··· DATASET EXTRACT ···

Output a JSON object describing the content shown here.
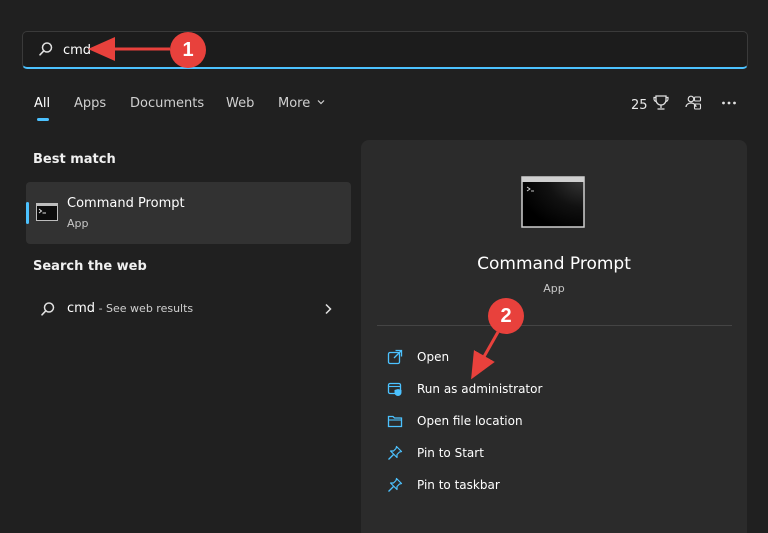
{
  "search": {
    "value": "cmd"
  },
  "tabs": [
    {
      "label": "All"
    },
    {
      "label": "Apps"
    },
    {
      "label": "Documents"
    },
    {
      "label": "Web"
    },
    {
      "label": "More"
    }
  ],
  "toolbar": {
    "points": "25"
  },
  "best_match": {
    "heading": "Best match",
    "title": "Command Prompt",
    "subtitle": "App"
  },
  "web": {
    "heading": "Search the web",
    "query": "cmd",
    "suffix": " - See web results"
  },
  "detail": {
    "title": "Command Prompt",
    "subtitle": "App",
    "actions": [
      {
        "label": "Open",
        "icon": "open-icon"
      },
      {
        "label": "Run as administrator",
        "icon": "shield-icon"
      },
      {
        "label": "Open file location",
        "icon": "folder-icon"
      },
      {
        "label": "Pin to Start",
        "icon": "pin-icon"
      },
      {
        "label": "Pin to taskbar",
        "icon": "pin-icon"
      }
    ]
  },
  "annotations": {
    "step1": "1",
    "step2": "2"
  },
  "colors": {
    "accent": "#4cc2ff",
    "callout": "#e8413c",
    "background": "#202020",
    "panel": "#2b2b2b"
  }
}
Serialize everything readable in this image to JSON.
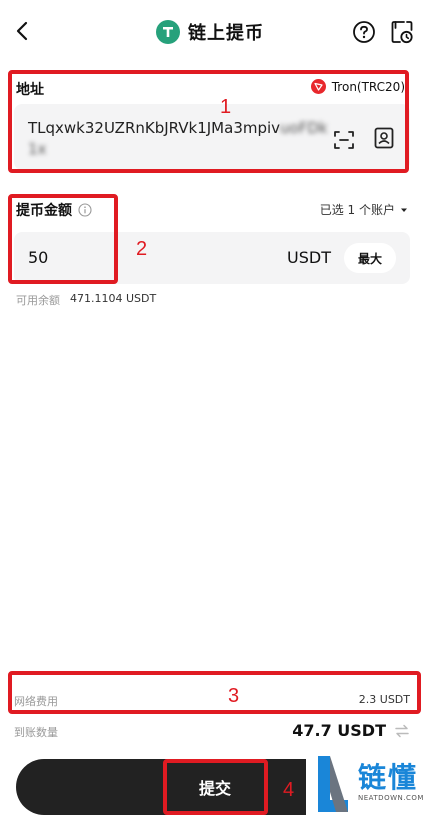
{
  "header": {
    "title": "链上提币"
  },
  "address": {
    "label": "地址",
    "network": "Tron(TRC20)",
    "value_visible": "TLqxwk32UZRnKbJRVk1JMa3mpiv",
    "value_blurred": "uoFDk1x"
  },
  "amount": {
    "label": "提币金额",
    "account_select": "已选 1 个账户",
    "value": "50",
    "unit": "USDT",
    "max_label": "最大",
    "balance_label": "可用余额",
    "balance_value": "471.1104 USDT"
  },
  "fee": {
    "label": "网络费用",
    "value": "2.3 USDT"
  },
  "receive": {
    "label": "到账数量",
    "value": "47.7 USDT"
  },
  "submit": {
    "label": "提交"
  },
  "annotations": [
    "1",
    "2",
    "3",
    "4"
  ],
  "watermark": {
    "text": "链懂",
    "sub": "NEATDOWN.COM"
  },
  "colors": {
    "annotation": "#e01b22",
    "tether": "#26a17b",
    "tron": "#e8272c",
    "watermark": "#1a86d8"
  }
}
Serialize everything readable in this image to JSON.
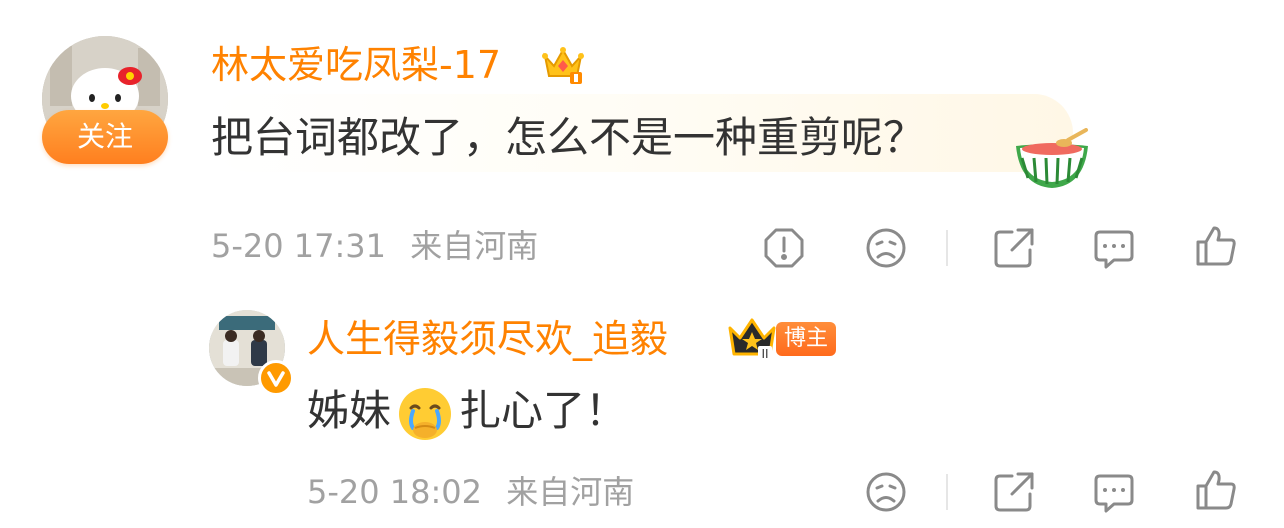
{
  "comment": {
    "username": "林太爱吃凤梨-17",
    "follow_label": "关注",
    "text": "把台词都改了，怎么不是一种重剪呢？",
    "time": "5-20 17:31",
    "location": "来自河南",
    "icons": [
      "report-icon",
      "dislike-icon",
      "share-icon",
      "reply-icon",
      "like-icon"
    ],
    "decorations": [
      "crown-badge-icon",
      "watermelon-sticker-icon"
    ]
  },
  "reply": {
    "username": "人生得毅须尽欢_追毅",
    "host_tag": "博主",
    "text_before": "姊妹",
    "text_after": "扎心了！",
    "emoji": "crying-face-emoji",
    "time": "5-20 18:02",
    "location": "来自河南",
    "icons": [
      "verified-badge-icon",
      "crown-rank-icon",
      "dislike-icon",
      "share-icon",
      "reply-icon",
      "like-icon"
    ]
  },
  "colors": {
    "accent": "#ff8200",
    "text": "#333333",
    "meta": "#a1a1a1",
    "icon": "#8a8a8a"
  }
}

···

Give the material again exactly as it is, but keep the pictures out.

WORKED SOLUTION:
Output a JSON object describing the content shown here.
{
  "search": {
    "value": "cmd"
  },
  "tabs": [
    {
      "label": "All"
    },
    {
      "label": "Apps"
    },
    {
      "label": "Documents"
    },
    {
      "label": "Web"
    },
    {
      "label": "More"
    }
  ],
  "toolbar": {
    "points": "25"
  },
  "best_match": {
    "heading": "Best match",
    "title": "Command Prompt",
    "subtitle": "App"
  },
  "web": {
    "heading": "Search the web",
    "query": "cmd",
    "suffix": " - See web results"
  },
  "detail": {
    "title": "Command Prompt",
    "subtitle": "App",
    "actions": [
      {
        "label": "Open",
        "icon": "open-icon"
      },
      {
        "label": "Run as administrator",
        "icon": "shield-icon"
      },
      {
        "label": "Open file location",
        "icon": "folder-icon"
      },
      {
        "label": "Pin to Start",
        "icon": "pin-icon"
      },
      {
        "label": "Pin to taskbar",
        "icon": "pin-icon"
      }
    ]
  },
  "annotations": {
    "step1": "1",
    "step2": "2"
  },
  "colors": {
    "accent": "#4cc2ff",
    "callout": "#e8413c",
    "background": "#202020",
    "panel": "#2b2b2b"
  }
}
Serialize everything readable in this image to JSON.
{
  "header": {
    "title": "链上提币"
  },
  "address": {
    "label": "地址",
    "network": "Tron(TRC20)",
    "value_visible": "TLqxwk32UZRnKbJRVk1JMa3mpiv",
    "value_blurred": "uoFDk1x"
  },
  "amount": {
    "label": "提币金额",
    "account_select": "已选 1 个账户",
    "value": "50",
    "unit": "USDT",
    "max_label": "最大",
    "balance_label": "可用余额",
    "balance_value": "471.1104 USDT"
  },
  "fee": {
    "label": "网络费用",
    "value": "2.3 USDT"
  },
  "receive": {
    "label": "到账数量",
    "value": "47.7 USDT"
  },
  "submit": {
    "label": "提交"
  },
  "annotations": [
    "1",
    "2",
    "3",
    "4"
  ],
  "watermark": {
    "text": "链懂",
    "sub": "NEATDOWN.COM"
  },
  "colors": {
    "annotation": "#e01b22",
    "tether": "#26a17b",
    "tron": "#e8272c",
    "watermark": "#1a86d8"
  }
}
Serialize everything readable in this image to JSON.
{
  "comment": {
    "username": "林太爱吃凤梨-17",
    "follow_label": "关注",
    "text": "把台词都改了，怎么不是一种重剪呢？",
    "time": "5-20 17:31",
    "location": "来自河南",
    "icons": [
      "report-icon",
      "dislike-icon",
      "share-icon",
      "reply-icon",
      "like-icon"
    ],
    "decorations": [
      "crown-badge-icon",
      "watermelon-sticker-icon"
    ]
  },
  "reply": {
    "username": "人生得毅须尽欢_追毅",
    "host_tag": "博主",
    "text_before": "姊妹",
    "text_after": "扎心了！",
    "emoji": "crying-face-emoji",
    "time": "5-20 18:02",
    "location": "来自河南",
    "icons": [
      "verified-badge-icon",
      "crown-rank-icon",
      "dislike-icon",
      "share-icon",
      "reply-icon",
      "like-icon"
    ]
  },
  "colors": {
    "accent": "#ff8200",
    "text": "#333333",
    "meta": "#a1a1a1",
    "icon": "#8a8a8a"
  }
}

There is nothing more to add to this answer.